- TASK DESCRIPTION:
Scan each line of the records for the word "icon" and extract the ones that have it.

- DATASET EXTRACT:
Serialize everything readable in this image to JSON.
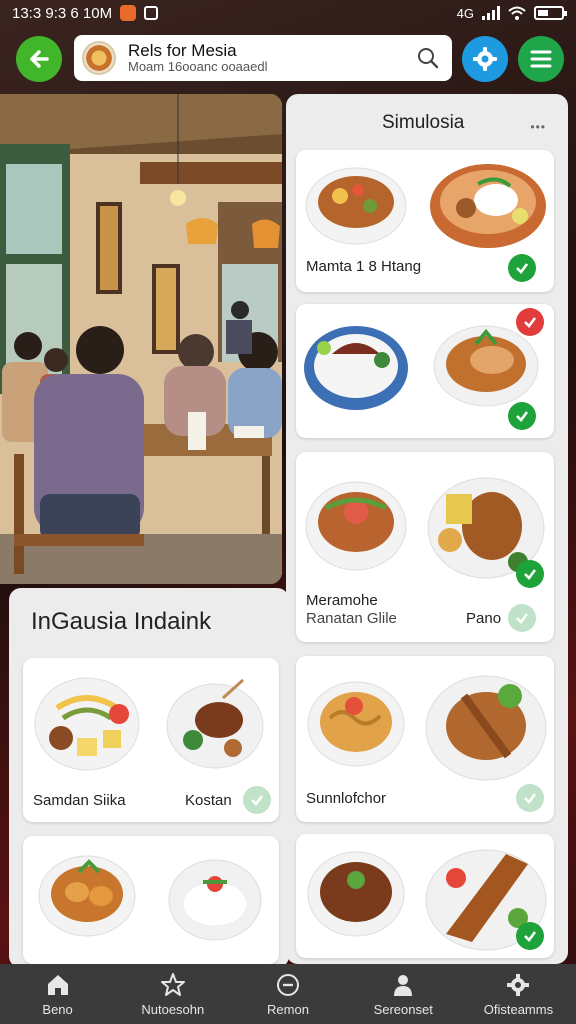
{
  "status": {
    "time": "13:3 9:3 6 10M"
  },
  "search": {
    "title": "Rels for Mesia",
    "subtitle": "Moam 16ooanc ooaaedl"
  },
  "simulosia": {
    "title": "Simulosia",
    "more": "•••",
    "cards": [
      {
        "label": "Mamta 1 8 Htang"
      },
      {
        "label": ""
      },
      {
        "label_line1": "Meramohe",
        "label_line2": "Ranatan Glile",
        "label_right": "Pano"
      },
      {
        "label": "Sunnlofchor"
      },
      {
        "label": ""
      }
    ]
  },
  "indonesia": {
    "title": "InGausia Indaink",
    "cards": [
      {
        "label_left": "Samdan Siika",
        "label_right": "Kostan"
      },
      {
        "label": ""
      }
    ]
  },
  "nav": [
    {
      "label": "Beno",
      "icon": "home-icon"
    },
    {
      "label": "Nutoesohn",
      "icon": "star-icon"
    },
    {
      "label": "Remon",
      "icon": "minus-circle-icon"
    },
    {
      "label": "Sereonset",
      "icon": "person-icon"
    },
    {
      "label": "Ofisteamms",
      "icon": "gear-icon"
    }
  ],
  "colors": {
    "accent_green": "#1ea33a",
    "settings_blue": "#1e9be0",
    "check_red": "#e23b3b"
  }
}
--
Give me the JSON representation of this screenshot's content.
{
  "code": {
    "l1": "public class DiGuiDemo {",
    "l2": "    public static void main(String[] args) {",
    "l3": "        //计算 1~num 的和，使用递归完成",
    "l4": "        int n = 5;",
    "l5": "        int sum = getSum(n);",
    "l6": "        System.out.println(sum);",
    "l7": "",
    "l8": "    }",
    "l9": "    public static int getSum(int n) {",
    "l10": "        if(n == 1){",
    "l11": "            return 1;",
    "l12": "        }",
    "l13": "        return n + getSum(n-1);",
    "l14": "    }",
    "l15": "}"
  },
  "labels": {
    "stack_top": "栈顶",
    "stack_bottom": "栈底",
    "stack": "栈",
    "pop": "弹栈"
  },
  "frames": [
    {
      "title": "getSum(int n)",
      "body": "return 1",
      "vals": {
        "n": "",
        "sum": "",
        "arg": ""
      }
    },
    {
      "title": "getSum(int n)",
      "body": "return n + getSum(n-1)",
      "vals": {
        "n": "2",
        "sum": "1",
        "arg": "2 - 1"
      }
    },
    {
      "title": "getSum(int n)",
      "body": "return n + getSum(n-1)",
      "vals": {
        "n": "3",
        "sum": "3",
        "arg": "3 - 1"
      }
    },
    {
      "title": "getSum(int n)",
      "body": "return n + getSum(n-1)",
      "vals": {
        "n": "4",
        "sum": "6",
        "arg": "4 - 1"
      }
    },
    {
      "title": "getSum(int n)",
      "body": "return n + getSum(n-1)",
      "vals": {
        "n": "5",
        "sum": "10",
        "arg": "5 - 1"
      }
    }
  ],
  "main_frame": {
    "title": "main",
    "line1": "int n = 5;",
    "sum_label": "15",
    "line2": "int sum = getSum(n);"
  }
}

- FINISHED ANSWER:
      "icon": "home-icon"
      "icon": "star-icon"
      "icon": "minus-circle-icon"
      "icon": "person-icon"
      "icon": "gear-icon"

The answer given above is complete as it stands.